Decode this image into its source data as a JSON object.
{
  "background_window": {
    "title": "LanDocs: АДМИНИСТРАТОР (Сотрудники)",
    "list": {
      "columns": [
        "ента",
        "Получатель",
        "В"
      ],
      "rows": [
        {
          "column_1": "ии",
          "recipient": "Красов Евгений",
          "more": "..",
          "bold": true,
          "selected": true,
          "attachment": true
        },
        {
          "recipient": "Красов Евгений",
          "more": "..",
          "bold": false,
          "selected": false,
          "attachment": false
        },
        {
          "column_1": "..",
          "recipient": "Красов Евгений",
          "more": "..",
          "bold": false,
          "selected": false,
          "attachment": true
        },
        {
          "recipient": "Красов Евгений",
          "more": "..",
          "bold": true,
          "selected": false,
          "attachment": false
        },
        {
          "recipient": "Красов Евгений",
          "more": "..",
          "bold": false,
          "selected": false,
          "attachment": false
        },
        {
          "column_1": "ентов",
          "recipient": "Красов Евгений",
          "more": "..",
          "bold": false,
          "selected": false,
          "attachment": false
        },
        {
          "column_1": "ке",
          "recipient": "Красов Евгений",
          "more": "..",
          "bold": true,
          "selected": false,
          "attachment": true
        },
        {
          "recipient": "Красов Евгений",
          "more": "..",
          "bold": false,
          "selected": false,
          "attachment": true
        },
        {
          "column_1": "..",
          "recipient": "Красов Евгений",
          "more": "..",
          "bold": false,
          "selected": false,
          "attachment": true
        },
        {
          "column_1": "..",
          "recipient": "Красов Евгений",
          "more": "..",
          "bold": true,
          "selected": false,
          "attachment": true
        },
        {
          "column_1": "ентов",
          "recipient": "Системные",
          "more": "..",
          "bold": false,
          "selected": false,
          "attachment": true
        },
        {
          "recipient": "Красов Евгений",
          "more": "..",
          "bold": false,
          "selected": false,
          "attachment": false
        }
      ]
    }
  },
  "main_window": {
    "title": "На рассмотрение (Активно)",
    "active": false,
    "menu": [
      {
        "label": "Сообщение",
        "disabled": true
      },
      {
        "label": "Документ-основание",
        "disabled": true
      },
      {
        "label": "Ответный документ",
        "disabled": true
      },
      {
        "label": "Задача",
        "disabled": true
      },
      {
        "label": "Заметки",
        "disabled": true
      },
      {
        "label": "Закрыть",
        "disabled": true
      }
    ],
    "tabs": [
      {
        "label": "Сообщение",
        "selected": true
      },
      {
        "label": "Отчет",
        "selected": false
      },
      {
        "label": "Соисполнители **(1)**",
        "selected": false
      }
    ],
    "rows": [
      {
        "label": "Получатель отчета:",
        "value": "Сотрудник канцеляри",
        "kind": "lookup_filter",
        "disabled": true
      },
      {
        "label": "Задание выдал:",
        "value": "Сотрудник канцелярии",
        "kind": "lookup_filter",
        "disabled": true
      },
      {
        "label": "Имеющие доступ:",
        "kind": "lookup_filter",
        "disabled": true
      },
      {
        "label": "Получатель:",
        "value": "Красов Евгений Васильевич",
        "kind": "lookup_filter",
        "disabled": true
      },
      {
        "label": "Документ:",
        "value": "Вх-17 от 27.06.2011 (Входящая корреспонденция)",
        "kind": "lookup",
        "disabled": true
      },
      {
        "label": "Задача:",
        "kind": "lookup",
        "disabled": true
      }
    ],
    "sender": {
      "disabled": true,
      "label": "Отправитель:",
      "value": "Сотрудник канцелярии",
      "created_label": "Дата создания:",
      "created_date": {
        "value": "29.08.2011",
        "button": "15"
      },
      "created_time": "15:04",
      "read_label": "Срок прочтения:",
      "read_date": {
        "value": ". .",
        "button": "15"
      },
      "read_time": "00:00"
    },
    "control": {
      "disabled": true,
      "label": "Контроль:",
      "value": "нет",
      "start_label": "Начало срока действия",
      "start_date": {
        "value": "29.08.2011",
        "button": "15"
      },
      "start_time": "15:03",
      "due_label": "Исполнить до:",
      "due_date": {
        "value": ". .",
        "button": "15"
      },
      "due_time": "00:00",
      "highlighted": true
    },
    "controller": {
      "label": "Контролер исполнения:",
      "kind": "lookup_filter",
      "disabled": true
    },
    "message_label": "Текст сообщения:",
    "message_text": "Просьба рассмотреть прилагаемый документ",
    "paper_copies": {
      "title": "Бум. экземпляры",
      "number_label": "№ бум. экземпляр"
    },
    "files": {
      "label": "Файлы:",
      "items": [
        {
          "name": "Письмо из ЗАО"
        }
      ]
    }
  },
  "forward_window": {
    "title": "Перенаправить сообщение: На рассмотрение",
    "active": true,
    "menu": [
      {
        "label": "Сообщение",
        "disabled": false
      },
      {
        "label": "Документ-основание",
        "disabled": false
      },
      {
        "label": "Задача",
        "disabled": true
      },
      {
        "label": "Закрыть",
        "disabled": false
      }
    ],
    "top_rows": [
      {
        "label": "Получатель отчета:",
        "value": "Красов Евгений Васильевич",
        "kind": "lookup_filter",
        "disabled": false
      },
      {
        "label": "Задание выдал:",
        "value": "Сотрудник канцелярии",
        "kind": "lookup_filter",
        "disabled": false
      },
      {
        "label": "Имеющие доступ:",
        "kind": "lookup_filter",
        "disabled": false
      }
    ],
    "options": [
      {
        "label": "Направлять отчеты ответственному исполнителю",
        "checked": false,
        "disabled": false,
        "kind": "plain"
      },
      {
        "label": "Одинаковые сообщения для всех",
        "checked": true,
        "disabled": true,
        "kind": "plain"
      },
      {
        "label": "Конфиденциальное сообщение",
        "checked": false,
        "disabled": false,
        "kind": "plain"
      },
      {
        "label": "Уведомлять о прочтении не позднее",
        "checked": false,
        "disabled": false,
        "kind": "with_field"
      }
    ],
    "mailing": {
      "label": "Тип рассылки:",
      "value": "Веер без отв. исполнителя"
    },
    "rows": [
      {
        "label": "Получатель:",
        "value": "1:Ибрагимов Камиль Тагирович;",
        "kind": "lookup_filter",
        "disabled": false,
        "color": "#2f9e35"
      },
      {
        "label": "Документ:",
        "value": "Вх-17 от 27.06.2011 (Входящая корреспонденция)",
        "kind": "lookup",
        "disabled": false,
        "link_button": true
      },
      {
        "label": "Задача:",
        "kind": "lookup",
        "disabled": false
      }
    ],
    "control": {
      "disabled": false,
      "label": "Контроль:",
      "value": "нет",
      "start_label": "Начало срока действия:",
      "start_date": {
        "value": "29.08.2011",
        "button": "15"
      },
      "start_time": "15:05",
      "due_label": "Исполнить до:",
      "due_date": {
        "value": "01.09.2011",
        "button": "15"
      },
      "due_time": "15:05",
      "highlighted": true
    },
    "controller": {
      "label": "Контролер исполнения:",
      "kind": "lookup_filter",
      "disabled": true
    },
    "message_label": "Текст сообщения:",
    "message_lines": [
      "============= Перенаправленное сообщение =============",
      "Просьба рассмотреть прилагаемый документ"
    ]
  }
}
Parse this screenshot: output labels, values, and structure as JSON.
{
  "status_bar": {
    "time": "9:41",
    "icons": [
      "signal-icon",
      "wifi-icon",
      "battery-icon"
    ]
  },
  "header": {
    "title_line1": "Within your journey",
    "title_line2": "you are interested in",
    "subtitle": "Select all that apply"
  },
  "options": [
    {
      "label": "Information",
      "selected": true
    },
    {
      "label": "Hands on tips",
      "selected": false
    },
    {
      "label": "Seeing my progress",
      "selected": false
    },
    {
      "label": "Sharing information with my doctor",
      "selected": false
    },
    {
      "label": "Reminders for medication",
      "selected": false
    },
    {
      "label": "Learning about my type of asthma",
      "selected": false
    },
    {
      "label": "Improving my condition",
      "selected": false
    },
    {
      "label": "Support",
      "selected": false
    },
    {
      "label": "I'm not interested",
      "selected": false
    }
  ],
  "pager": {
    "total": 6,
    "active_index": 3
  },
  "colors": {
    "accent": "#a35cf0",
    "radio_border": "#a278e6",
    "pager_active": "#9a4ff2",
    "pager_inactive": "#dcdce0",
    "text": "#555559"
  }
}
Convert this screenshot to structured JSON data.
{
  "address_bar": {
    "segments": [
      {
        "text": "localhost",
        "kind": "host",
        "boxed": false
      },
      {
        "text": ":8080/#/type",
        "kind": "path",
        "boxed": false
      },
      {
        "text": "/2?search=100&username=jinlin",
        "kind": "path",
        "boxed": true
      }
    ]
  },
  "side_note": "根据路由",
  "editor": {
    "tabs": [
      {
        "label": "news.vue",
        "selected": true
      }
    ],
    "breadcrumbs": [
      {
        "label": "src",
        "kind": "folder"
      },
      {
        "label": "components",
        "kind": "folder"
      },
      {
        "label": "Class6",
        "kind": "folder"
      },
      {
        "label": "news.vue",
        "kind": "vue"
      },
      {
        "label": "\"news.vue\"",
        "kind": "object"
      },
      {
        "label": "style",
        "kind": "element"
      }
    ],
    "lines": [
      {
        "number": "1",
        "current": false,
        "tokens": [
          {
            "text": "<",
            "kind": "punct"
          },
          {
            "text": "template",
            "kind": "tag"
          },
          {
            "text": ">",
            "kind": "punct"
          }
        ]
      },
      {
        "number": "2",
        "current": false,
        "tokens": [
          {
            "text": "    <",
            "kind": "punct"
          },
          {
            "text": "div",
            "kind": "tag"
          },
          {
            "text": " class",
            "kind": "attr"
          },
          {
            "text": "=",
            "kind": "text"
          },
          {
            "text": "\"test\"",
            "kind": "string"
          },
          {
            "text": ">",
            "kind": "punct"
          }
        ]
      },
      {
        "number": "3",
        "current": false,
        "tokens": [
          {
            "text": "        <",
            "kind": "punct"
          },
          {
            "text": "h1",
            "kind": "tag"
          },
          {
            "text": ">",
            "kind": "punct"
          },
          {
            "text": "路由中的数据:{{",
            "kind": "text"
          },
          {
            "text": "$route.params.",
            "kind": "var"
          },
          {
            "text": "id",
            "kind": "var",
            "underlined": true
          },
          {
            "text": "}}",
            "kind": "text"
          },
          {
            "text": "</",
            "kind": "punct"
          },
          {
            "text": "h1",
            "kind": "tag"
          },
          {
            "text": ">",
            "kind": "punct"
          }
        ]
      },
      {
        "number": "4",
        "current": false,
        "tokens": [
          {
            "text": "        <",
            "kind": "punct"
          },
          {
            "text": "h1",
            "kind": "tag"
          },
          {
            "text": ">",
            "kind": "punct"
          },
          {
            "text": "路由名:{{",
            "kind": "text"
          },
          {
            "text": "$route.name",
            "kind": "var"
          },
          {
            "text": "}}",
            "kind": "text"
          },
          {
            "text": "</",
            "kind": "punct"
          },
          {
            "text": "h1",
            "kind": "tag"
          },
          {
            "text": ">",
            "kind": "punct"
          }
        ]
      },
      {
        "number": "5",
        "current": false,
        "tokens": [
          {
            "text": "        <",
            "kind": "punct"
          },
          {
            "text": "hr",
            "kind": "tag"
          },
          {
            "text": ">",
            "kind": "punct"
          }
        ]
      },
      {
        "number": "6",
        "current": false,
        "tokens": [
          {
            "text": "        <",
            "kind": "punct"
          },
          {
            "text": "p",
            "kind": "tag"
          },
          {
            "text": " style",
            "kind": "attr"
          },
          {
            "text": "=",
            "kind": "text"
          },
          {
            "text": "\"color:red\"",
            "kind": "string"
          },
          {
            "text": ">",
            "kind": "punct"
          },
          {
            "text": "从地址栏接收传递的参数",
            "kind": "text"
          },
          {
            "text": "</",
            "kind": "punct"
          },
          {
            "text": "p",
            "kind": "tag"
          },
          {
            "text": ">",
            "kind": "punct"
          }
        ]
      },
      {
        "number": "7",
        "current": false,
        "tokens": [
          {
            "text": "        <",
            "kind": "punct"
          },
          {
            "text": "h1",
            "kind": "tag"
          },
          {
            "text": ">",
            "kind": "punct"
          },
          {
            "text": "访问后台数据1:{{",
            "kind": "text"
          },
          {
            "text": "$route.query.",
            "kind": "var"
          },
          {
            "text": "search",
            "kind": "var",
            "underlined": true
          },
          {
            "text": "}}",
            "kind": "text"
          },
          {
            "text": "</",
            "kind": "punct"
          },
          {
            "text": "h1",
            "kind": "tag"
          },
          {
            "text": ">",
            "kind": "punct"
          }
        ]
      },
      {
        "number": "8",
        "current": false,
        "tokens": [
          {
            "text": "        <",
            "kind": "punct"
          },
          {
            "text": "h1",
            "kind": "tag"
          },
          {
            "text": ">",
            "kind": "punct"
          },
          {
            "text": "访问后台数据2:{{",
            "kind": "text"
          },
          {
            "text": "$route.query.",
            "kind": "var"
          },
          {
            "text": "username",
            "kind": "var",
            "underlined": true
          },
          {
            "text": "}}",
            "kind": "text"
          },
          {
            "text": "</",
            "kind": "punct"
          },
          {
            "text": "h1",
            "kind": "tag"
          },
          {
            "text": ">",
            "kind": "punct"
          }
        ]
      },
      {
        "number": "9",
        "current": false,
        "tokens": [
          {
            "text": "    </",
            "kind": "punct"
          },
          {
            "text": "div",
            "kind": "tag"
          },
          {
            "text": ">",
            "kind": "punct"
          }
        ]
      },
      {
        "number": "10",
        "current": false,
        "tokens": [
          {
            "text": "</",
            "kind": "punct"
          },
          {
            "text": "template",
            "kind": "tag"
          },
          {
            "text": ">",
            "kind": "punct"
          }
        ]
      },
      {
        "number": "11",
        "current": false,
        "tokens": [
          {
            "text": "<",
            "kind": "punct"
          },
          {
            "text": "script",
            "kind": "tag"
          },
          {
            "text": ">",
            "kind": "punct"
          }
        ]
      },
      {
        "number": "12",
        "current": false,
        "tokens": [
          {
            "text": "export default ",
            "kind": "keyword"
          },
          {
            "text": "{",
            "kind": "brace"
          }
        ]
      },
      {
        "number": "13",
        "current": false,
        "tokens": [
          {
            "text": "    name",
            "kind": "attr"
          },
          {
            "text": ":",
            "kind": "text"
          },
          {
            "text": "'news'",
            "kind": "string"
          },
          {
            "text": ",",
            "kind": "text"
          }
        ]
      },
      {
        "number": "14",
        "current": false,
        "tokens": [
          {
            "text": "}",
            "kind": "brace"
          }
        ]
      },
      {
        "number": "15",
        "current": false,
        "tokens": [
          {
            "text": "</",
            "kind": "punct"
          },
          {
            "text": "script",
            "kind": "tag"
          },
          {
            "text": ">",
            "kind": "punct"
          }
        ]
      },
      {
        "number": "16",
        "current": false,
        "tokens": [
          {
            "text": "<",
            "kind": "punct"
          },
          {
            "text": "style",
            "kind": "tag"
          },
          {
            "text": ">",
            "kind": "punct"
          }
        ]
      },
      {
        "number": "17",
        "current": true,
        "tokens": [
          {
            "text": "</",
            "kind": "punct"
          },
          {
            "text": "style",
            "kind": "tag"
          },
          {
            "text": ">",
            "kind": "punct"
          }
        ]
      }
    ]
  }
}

_ _ _ _

▸ **OBJECTIVE**:
From the listing above, collect every line that mentions the word "Начало".

▸ **CORRECT RESPONSE**:
      "start_label": "Начало срока действия",
      "start_label": "Начало срока действия:",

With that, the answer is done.